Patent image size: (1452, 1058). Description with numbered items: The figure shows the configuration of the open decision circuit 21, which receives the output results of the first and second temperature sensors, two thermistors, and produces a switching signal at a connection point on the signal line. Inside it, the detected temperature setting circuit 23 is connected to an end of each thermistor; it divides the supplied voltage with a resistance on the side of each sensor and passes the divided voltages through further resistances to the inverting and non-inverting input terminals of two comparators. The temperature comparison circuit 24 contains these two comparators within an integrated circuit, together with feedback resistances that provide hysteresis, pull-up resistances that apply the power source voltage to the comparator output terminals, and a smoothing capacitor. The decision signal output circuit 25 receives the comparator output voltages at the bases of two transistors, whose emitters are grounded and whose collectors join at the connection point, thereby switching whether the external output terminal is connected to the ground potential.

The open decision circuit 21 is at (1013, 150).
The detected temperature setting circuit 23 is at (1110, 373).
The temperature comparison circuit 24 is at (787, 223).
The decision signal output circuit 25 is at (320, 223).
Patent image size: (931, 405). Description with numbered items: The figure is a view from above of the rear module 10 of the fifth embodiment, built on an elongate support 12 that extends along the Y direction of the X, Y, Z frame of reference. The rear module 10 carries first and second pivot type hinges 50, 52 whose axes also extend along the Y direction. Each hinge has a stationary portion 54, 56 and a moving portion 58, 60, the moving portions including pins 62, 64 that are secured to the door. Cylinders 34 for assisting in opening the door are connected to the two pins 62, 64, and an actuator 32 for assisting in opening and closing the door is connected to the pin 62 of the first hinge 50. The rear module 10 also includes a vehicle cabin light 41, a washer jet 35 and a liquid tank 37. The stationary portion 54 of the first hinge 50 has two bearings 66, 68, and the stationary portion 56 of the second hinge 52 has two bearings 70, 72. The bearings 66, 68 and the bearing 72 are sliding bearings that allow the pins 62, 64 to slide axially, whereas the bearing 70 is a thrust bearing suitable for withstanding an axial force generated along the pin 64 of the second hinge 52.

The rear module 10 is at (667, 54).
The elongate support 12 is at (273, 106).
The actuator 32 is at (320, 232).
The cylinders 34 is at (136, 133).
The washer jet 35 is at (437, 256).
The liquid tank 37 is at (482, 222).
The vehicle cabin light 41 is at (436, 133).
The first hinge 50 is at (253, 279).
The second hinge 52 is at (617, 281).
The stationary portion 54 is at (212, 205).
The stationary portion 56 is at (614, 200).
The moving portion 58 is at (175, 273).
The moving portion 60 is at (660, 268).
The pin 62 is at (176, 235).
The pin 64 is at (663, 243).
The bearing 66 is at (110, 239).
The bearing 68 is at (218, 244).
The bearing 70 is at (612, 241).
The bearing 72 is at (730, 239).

======

Given request: Please give the rows from the very first line through the line containing "The decision signal output circuit 25 is", both included, as a JSON list of strings with one string per line and blank lines left out.

Full solution:
[
  "Patent image size: (1452, 1058). Description with numbered items: The figure shows the configuration of the open decision circuit 21, which receives the output results of the first and second temperature sensors, two thermistors, and produces a switching signal at a connection point on the signal line. Inside it, the detected temperature setting circuit 23 is connected to an end of each thermistor; it divides the supplied voltage with a resistance on the side of each sensor and passes the divided voltages through further resistances to the inverting and non-inverting input terminals of two comparators. The temperature comparison circuit 24 contains these two comparators within an integrated circuit, together with feedback resistances that provide hysteresis, pull-up resistances that apply the power source voltage to the comparator output terminals, and a smoothing capacitor. The decision signal output circuit 25 receives the comparator output voltages at the bases of two transistors, whose emitters are grounded and whose collectors join at the connection point, thereby switching whether the external output terminal is connected to the ground potential.",
  "The open decision circuit 21 is at (1013, 150).",
  "The detected temperature setting circuit 23 is at (1110, 373).",
  "The temperature comparison circuit 24 is at (787, 223).",
  "The decision signal output circuit 25 is at (320, 223)."
]